— Aim of the exercise —
Extract all lines in the data that contain the word "this".

### The input ###

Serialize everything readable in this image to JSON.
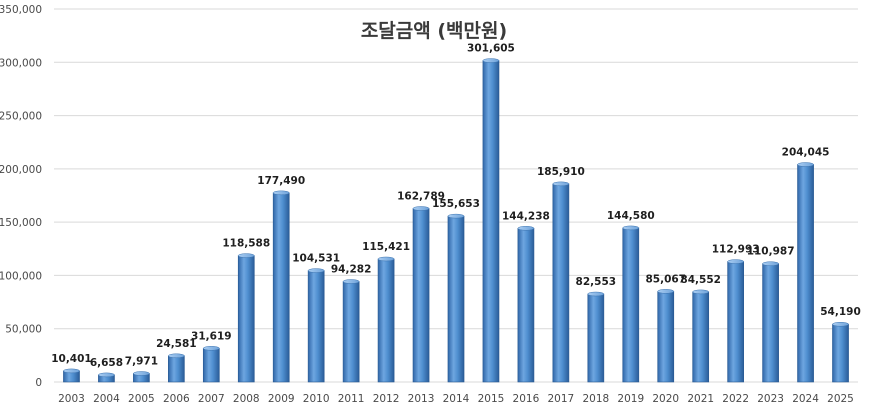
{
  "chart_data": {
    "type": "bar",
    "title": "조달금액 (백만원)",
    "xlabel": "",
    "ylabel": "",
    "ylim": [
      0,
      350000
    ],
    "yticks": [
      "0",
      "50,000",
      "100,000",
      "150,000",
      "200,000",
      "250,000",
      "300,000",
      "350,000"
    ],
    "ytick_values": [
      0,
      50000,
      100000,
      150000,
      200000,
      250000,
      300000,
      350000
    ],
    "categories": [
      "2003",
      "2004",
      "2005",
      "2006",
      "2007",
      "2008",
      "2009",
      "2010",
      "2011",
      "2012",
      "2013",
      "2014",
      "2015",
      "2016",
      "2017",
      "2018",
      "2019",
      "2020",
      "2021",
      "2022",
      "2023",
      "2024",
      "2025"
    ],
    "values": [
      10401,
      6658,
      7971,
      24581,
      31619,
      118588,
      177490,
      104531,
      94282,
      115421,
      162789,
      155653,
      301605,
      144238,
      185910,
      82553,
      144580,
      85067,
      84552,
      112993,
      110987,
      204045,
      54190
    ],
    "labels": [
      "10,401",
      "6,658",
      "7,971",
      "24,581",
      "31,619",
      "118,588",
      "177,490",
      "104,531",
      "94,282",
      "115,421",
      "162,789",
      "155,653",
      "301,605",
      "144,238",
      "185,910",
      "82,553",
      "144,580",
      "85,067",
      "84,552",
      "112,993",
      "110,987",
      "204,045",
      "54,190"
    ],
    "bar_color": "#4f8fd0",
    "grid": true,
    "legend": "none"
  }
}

###
### The input ###

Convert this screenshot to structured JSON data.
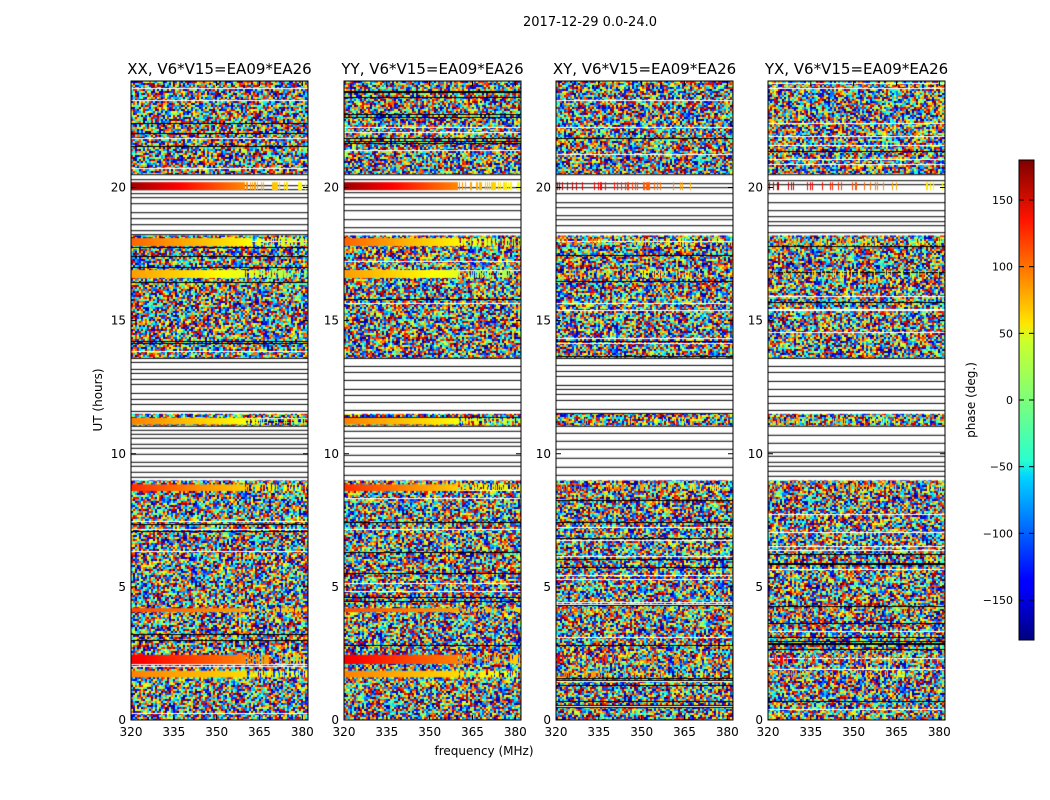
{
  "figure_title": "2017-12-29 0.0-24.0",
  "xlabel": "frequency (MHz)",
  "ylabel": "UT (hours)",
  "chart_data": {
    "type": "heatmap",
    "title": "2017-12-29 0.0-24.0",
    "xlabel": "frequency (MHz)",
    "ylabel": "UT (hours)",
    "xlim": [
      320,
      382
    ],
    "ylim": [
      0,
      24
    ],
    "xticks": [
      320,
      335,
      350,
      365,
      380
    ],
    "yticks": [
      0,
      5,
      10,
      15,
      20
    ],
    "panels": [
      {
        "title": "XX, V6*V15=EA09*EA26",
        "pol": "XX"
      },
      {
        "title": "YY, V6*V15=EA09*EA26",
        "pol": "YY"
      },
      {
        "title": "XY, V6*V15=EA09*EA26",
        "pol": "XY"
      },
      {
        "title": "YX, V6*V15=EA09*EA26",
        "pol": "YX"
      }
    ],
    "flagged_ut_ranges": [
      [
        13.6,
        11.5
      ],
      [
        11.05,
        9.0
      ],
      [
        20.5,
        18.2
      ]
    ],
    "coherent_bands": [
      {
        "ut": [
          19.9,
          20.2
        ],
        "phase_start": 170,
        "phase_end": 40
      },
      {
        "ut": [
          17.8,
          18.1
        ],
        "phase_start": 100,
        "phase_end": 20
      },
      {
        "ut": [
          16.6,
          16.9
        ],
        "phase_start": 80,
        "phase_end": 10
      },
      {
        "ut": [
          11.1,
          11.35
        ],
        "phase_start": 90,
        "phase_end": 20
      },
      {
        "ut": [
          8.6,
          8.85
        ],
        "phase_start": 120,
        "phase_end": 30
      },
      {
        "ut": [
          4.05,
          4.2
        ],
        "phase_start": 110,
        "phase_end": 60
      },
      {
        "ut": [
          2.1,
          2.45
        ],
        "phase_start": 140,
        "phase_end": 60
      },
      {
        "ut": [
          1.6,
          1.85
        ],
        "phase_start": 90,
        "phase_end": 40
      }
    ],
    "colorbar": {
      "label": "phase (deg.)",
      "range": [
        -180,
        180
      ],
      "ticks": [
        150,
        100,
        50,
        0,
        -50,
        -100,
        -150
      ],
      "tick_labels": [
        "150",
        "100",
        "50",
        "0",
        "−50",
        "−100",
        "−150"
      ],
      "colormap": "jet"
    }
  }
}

###

— Solution below —
Serialize everything readable in this image to JSON.
Convert this screenshot to structured JSON data.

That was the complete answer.